Source material.
----
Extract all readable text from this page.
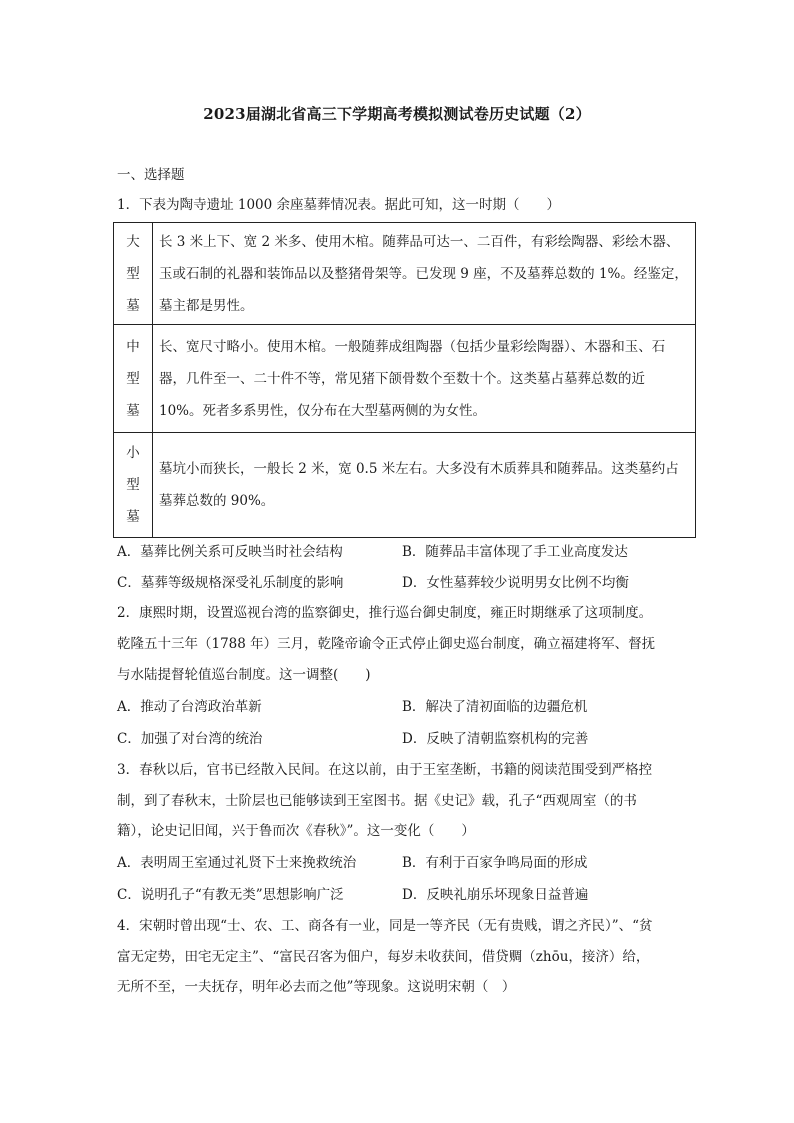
2023届湖北省高三下学期高考模拟测试卷历史试题（2）
一、选择题
1．下表为陶寺遗址 1000 余座墓葬情况表。据此可知，这一时期（　　）
大
型
墓	长 3 米上下、宽 2 米多、使用木棺。随葬品可达一、二百件，有彩绘陶器、彩绘木器、玉或石制的礼器和装饰品以及整猪骨架等。已发现 9 座，不及墓葬总数的 1%。经鉴定，墓主都是男性。
中
型
墓	长、宽尺寸略小。使用木棺。一般随葬成组陶器（包括少量彩绘陶器）、木器和玉、石器，几件至一、二十件不等，常见猪下颌骨数个至数十个。这类墓占墓葬总数的近 10%。死者多系男性，仅分布在大型墓两侧的为女性。
小
型
墓	墓坑小而狭长，一般长 2 米，宽 0.5 米左右。大多没有木质葬具和随葬品。这类墓约占墓葬总数的 90%。
A．墓葬比例关系可反映当时社会结构	B．随葬品丰富体现了手工业高度发达
C．墓葬等级规格深受礼乐制度的影响	D．女性墓葬较少说明男女比例不均衡
2．康熙时期，设置巡视台湾的监察御史，推行巡台御史制度，雍正时期继承了这项制度。
乾隆五十三年（1788 年）三月，乾隆帝谕令正式停止御史巡台制度，确立福建将军、督抚
与水陆提督轮值巡台制度。这一调整(　　)
A．推动了台湾政治革新	B．解决了清初面临的边疆危机
C．加强了对台湾的统治	D．反映了清朝监察机构的完善
3．春秋以后，官书已经散入民间。在这以前，由于王室垄断，书籍的阅读范围受到严格控
制，到了春秋末，士阶层也已能够读到王室图书。据《史记》载，孔子“西观周室（的书
籍），论史记旧闻，兴于鲁而次《春秋》”。这一变化（　　）
A．表明周王室通过礼贤下士来挽救统治	B．有利于百家争鸣局面的形成
C．说明孔子“有教无类”思想影响广泛	D．反映礼崩乐坏现象日益普遍
4．宋朝时曾出现“士、农、工、商各有一业，同是一等齐民（无有贵贱，谓之齐民）”、“贫
富无定势，田宅无定主”、“富民召客为佃户，每岁未收获间，借贷赒（zhōu，接济）给，
无所不至，一夫抚存，明年必去而之他”等现象。这说明宋朝（　）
----
Your instructions. All entries must be written out again exactly as given, with no pictures in the copy.

Result below.
Extract all readable text from this page.
2023届湖北省高三下学期高考模拟测试卷历史试题（2）
一、选择题
1．下表为陶寺遗址 1000 余座墓葬情况表。据此可知，这一时期（　　）
大
型
墓	长 3 米上下、宽 2 米多、使用木棺。随葬品可达一、二百件，有彩绘陶器、彩绘木器、玉或石制的礼器和装饰品以及整猪骨架等。已发现 9 座，不及墓葬总数的 1%。经鉴定，墓主都是男性。
中
型
墓	长、宽尺寸略小。使用木棺。一般随葬成组陶器（包括少量彩绘陶器）、木器和玉、石器，几件至一、二十件不等，常见猪下颌骨数个至数十个。这类墓占墓葬总数的近 10%。死者多系男性，仅分布在大型墓两侧的为女性。
小
型
墓	墓坑小而狭长，一般长 2 米，宽 0.5 米左右。大多没有木质葬具和随葬品。这类墓约占墓葬总数的 90%。
A．墓葬比例关系可反映当时社会结构	B．随葬品丰富体现了手工业高度发达
C．墓葬等级规格深受礼乐制度的影响	D．女性墓葬较少说明男女比例不均衡
2．康熙时期，设置巡视台湾的监察御史，推行巡台御史制度，雍正时期继承了这项制度。
乾隆五十三年（1788 年）三月，乾隆帝谕令正式停止御史巡台制度，确立福建将军、督抚
与水陆提督轮值巡台制度。这一调整(　　)
A．推动了台湾政治革新	B．解决了清初面临的边疆危机
C．加强了对台湾的统治	D．反映了清朝监察机构的完善
3．春秋以后，官书已经散入民间。在这以前，由于王室垄断，书籍的阅读范围受到严格控
制，到了春秋末，士阶层也已能够读到王室图书。据《史记》载，孔子“西观周室（的书
籍），论史记旧闻，兴于鲁而次《春秋》”。这一变化（　　）
A．表明周王室通过礼贤下士来挽救统治	B．有利于百家争鸣局面的形成
C．说明孔子“有教无类”思想影响广泛	D．反映礼崩乐坏现象日益普遍
4．宋朝时曾出现“士、农、工、商各有一业，同是一等齐民（无有贵贱，谓之齐民）”、“贫
富无定势，田宅无定主”、“富民召客为佃户，每岁未收获间，借贷赒（zhōu，接济）给，
无所不至，一夫抚存，明年必去而之他”等现象。这说明宋朝（　）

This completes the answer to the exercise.